# EXERCISE REQUIREMENTS:
Set down precisely the lines from the line with "Parse this screenshot: output" through the end of the material, inclusive, and no pictures.

# PROVIDED RECORDS:
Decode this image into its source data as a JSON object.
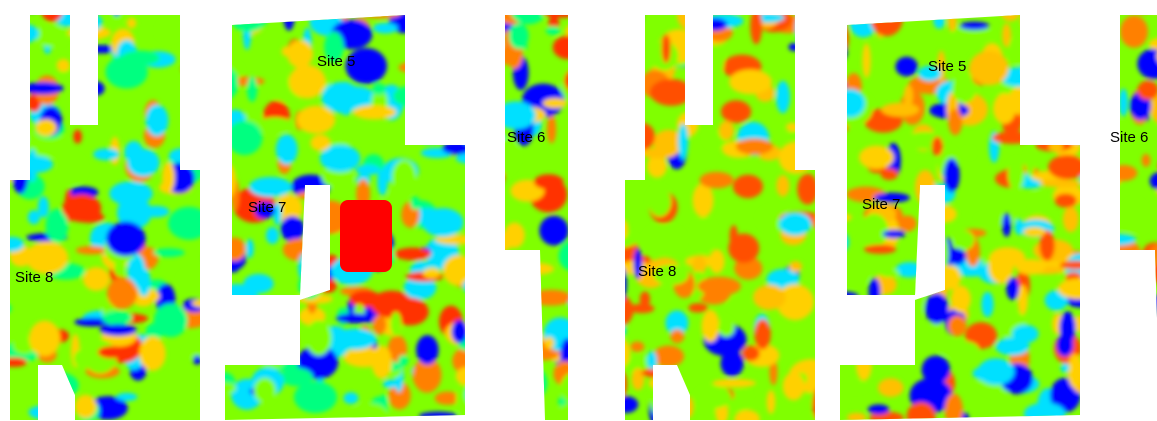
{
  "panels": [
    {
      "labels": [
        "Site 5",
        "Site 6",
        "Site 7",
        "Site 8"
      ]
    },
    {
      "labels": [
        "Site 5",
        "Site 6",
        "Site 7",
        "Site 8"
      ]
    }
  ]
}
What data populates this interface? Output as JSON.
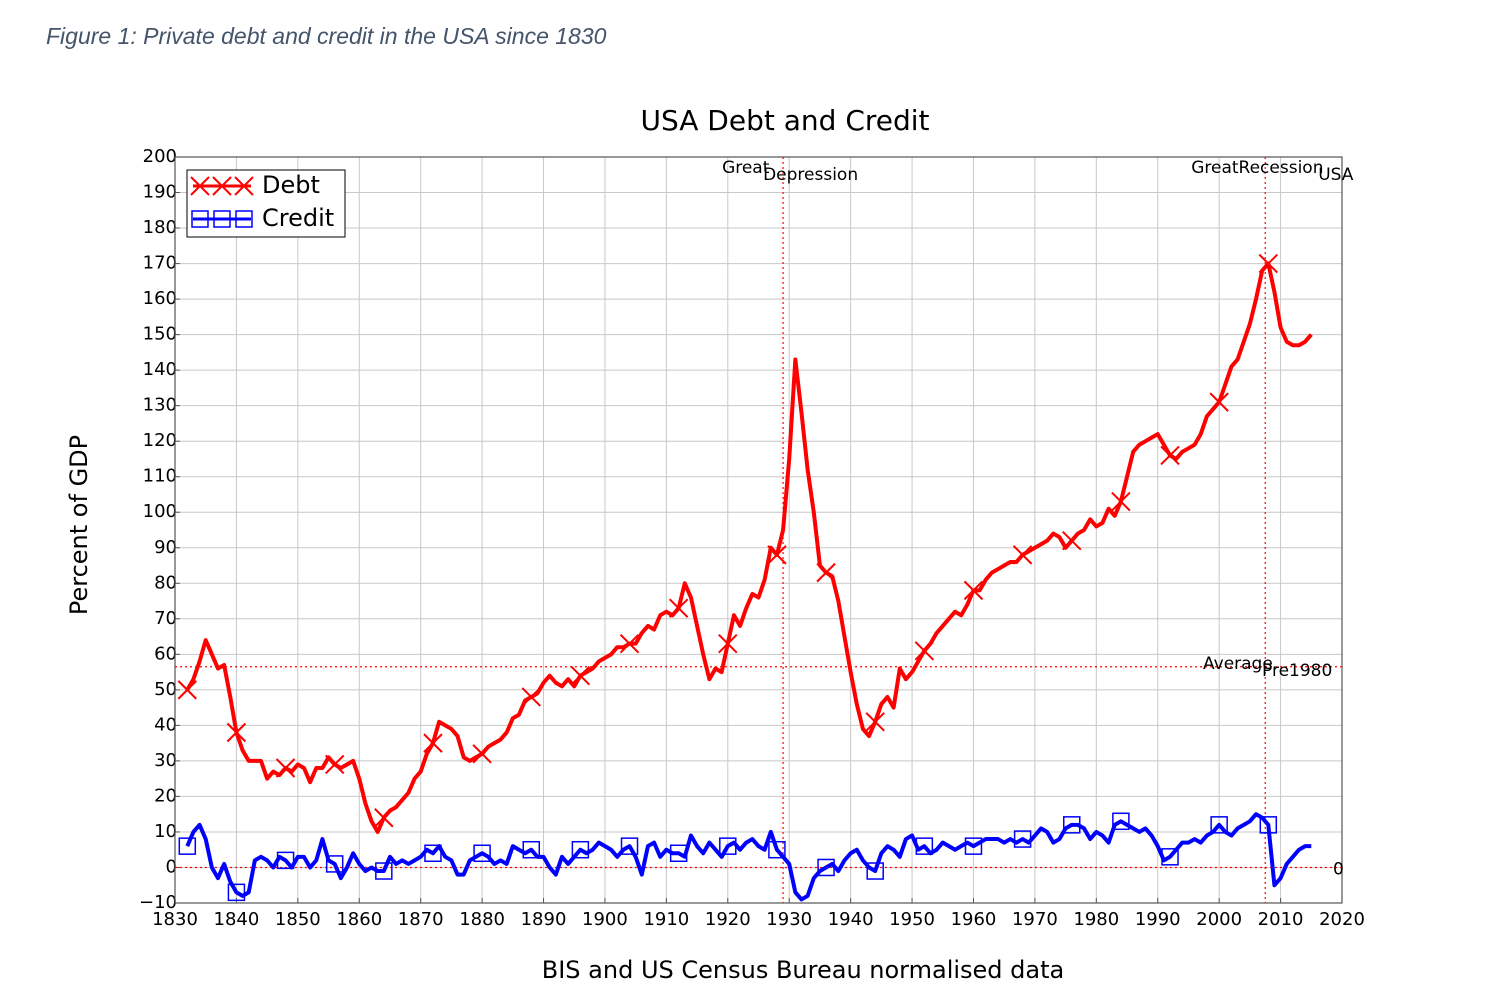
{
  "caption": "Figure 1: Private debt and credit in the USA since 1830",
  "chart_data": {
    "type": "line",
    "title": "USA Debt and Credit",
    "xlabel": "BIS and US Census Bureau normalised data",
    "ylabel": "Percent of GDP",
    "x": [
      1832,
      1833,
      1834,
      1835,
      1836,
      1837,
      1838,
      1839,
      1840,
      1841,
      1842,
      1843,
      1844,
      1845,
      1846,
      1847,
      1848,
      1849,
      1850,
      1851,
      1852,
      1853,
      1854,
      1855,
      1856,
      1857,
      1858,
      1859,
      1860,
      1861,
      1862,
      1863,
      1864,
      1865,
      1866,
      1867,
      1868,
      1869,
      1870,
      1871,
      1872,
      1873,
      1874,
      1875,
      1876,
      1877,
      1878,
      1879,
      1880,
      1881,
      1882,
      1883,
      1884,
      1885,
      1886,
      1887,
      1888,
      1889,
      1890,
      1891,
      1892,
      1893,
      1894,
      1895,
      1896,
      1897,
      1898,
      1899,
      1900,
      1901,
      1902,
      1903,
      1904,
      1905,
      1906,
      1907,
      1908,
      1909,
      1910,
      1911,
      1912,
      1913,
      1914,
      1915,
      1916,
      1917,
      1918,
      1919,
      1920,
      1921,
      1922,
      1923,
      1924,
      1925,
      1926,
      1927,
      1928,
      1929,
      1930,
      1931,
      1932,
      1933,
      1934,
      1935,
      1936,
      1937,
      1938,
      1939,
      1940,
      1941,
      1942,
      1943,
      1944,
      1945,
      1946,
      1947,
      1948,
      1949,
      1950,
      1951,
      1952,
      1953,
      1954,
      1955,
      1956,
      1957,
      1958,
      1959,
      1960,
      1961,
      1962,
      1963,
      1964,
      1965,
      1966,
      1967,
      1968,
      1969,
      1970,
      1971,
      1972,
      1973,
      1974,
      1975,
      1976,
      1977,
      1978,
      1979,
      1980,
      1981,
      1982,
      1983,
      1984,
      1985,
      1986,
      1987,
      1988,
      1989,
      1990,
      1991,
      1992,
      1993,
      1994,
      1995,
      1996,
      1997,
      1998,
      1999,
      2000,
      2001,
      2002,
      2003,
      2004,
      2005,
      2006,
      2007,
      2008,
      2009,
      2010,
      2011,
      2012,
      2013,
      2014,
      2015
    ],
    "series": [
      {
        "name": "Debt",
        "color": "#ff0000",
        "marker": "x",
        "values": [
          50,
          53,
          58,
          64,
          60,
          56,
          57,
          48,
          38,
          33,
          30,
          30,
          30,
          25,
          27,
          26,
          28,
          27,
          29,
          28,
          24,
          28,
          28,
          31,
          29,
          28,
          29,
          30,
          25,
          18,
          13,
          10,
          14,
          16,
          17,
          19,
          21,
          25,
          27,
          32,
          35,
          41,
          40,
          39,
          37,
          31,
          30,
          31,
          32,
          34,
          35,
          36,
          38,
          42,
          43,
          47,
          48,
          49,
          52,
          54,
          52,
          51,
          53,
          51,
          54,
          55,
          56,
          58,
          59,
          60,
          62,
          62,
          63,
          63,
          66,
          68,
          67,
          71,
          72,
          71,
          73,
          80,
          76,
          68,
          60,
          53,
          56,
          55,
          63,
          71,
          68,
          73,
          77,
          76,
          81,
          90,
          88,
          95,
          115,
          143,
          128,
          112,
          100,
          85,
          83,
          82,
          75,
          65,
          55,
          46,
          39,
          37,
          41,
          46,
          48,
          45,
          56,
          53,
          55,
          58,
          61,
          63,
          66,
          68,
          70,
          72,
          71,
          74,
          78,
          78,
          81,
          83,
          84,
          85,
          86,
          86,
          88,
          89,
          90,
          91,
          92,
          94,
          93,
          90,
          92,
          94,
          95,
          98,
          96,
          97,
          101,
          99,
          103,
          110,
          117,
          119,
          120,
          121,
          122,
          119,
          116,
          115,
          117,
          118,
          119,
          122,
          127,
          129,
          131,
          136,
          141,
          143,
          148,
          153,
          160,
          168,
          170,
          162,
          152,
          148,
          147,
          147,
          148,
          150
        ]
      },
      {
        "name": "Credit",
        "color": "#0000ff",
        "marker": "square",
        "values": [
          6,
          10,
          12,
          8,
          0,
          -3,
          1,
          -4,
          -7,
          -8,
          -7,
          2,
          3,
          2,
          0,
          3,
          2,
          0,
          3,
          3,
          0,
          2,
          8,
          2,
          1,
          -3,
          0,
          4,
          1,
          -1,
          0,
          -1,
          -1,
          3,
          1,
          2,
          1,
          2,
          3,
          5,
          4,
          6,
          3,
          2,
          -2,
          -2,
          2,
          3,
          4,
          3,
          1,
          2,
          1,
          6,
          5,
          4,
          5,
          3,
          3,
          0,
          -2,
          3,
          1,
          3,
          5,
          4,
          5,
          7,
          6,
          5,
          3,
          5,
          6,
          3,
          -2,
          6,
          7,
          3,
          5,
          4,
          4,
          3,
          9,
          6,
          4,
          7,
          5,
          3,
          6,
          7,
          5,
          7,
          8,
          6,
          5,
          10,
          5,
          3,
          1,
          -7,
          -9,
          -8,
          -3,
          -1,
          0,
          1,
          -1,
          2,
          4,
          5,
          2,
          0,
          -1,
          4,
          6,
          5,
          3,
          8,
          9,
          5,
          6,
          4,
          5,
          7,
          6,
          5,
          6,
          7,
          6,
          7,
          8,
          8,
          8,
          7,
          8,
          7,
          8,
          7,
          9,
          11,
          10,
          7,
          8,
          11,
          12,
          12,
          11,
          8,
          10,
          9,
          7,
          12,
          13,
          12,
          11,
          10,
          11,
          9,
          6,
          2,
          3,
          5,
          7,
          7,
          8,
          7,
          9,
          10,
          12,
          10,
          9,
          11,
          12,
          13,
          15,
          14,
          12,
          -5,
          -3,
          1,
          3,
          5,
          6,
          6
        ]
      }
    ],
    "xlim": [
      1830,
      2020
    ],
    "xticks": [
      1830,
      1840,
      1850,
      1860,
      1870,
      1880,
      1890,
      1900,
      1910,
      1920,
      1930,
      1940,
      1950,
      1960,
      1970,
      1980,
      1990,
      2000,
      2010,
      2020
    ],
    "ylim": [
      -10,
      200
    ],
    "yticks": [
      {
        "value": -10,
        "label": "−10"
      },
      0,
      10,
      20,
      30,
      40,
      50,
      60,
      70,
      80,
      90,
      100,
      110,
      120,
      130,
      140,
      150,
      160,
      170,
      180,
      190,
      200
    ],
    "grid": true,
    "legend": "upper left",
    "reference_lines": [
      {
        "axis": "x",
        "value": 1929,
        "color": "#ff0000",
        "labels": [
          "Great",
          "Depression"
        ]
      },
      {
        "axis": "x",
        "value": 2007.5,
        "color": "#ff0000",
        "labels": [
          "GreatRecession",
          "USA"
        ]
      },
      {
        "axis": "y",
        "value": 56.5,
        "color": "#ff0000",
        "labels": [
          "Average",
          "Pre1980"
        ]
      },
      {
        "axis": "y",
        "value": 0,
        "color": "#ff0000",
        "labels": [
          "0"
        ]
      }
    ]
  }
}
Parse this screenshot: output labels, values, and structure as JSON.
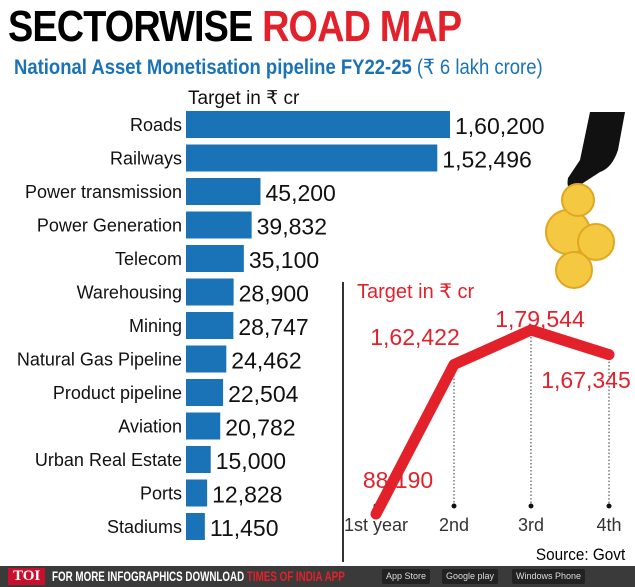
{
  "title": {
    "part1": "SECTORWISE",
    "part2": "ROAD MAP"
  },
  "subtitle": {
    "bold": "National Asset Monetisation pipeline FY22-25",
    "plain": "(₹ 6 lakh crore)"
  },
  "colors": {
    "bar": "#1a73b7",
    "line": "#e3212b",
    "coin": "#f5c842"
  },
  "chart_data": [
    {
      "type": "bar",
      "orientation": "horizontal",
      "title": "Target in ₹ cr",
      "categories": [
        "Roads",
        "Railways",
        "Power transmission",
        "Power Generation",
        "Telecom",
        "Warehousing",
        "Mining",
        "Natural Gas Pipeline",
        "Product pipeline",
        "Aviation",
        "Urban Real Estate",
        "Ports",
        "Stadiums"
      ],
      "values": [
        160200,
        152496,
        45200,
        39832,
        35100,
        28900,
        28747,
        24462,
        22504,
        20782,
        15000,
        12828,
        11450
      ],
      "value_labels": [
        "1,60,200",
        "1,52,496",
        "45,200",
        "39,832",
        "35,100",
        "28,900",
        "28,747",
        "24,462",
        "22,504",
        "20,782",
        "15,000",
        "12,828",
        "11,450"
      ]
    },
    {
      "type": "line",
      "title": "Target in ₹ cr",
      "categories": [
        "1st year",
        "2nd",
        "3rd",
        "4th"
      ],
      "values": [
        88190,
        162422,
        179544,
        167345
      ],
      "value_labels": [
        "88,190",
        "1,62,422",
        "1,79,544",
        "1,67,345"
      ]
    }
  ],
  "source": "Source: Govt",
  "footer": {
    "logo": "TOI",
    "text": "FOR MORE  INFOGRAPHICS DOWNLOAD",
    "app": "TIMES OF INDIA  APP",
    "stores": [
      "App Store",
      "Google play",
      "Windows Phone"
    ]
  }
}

# THE RESPONSE:
Parse this screenshot: output labels, values, and structure as JSON.
{
  "title": {
    "part1": "SECTORWISE",
    "part2": "ROAD MAP"
  },
  "subtitle": {
    "bold": "National Asset Monetisation pipeline FY22-25",
    "plain": "(₹ 6 lakh crore)"
  },
  "colors": {
    "bar": "#1a73b7",
    "line": "#e3212b",
    "coin": "#f5c842"
  },
  "chart_data": [
    {
      "type": "bar",
      "orientation": "horizontal",
      "title": "Target in ₹ cr",
      "categories": [
        "Roads",
        "Railways",
        "Power transmission",
        "Power Generation",
        "Telecom",
        "Warehousing",
        "Mining",
        "Natural Gas Pipeline",
        "Product pipeline",
        "Aviation",
        "Urban Real Estate",
        "Ports",
        "Stadiums"
      ],
      "values": [
        160200,
        152496,
        45200,
        39832,
        35100,
        28900,
        28747,
        24462,
        22504,
        20782,
        15000,
        12828,
        11450
      ],
      "value_labels": [
        "1,60,200",
        "1,52,496",
        "45,200",
        "39,832",
        "35,100",
        "28,900",
        "28,747",
        "24,462",
        "22,504",
        "20,782",
        "15,000",
        "12,828",
        "11,450"
      ]
    },
    {
      "type": "line",
      "title": "Target in ₹ cr",
      "categories": [
        "1st year",
        "2nd",
        "3rd",
        "4th"
      ],
      "values": [
        88190,
        162422,
        179544,
        167345
      ],
      "value_labels": [
        "88,190",
        "1,62,422",
        "1,79,544",
        "1,67,345"
      ]
    }
  ],
  "source": "Source: Govt",
  "footer": {
    "logo": "TOI",
    "text": "FOR MORE  INFOGRAPHICS DOWNLOAD",
    "app": "TIMES OF INDIA  APP",
    "stores": [
      "App Store",
      "Google play",
      "Windows Phone"
    ]
  }
}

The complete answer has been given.